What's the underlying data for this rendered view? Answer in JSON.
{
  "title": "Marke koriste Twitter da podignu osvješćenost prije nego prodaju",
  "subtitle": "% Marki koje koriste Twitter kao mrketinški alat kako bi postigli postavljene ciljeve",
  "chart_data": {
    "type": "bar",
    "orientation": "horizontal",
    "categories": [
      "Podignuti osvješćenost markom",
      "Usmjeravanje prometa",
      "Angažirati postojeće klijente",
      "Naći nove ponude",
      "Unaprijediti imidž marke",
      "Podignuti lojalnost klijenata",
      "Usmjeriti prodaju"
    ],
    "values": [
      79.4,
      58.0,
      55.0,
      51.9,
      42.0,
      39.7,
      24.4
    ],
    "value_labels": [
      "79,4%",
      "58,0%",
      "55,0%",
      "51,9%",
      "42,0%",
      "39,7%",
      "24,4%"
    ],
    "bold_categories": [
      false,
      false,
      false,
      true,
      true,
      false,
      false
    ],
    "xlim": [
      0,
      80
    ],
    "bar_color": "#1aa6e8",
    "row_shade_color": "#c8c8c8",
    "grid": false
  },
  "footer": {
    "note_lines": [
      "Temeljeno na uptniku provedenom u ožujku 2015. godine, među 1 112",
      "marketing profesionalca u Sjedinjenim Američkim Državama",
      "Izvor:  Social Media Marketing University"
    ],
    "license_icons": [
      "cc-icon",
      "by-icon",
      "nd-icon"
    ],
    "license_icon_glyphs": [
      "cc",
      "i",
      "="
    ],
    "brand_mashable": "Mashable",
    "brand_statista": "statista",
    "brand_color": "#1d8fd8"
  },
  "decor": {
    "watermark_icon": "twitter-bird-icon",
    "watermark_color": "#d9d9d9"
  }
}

————

Transcribe every entry exactly.

- Task response:
What's the underlying data for this rendered view? Answer in JSON.
{
  "title": "Marke koriste Twitter da podignu osvješćenost prije nego prodaju",
  "subtitle": "% Marki koje koriste Twitter kao mrketinški alat kako bi postigli postavljene ciljeve",
  "chart_data": {
    "type": "bar",
    "orientation": "horizontal",
    "categories": [
      "Podignuti osvješćenost markom",
      "Usmjeravanje prometa",
      "Angažirati postojeće klijente",
      "Naći nove ponude",
      "Unaprijediti imidž marke",
      "Podignuti lojalnost klijenata",
      "Usmjeriti prodaju"
    ],
    "values": [
      79.4,
      58.0,
      55.0,
      51.9,
      42.0,
      39.7,
      24.4
    ],
    "value_labels": [
      "79,4%",
      "58,0%",
      "55,0%",
      "51,9%",
      "42,0%",
      "39,7%",
      "24,4%"
    ],
    "bold_categories": [
      false,
      false,
      false,
      true,
      true,
      false,
      false
    ],
    "xlim": [
      0,
      80
    ],
    "bar_color": "#1aa6e8",
    "row_shade_color": "#c8c8c8",
    "grid": false
  },
  "footer": {
    "note_lines": [
      "Temeljeno na uptniku provedenom u ožujku 2015. godine, među 1 112",
      "marketing profesionalca u Sjedinjenim Američkim Državama",
      "Izvor:  Social Media Marketing University"
    ],
    "license_icons": [
      "cc-icon",
      "by-icon",
      "nd-icon"
    ],
    "license_icon_glyphs": [
      "cc",
      "i",
      "="
    ],
    "brand_mashable": "Mashable",
    "brand_statista": "statista",
    "brand_color": "#1d8fd8"
  },
  "decor": {
    "watermark_icon": "twitter-bird-icon",
    "watermark_color": "#d9d9d9"
  }
}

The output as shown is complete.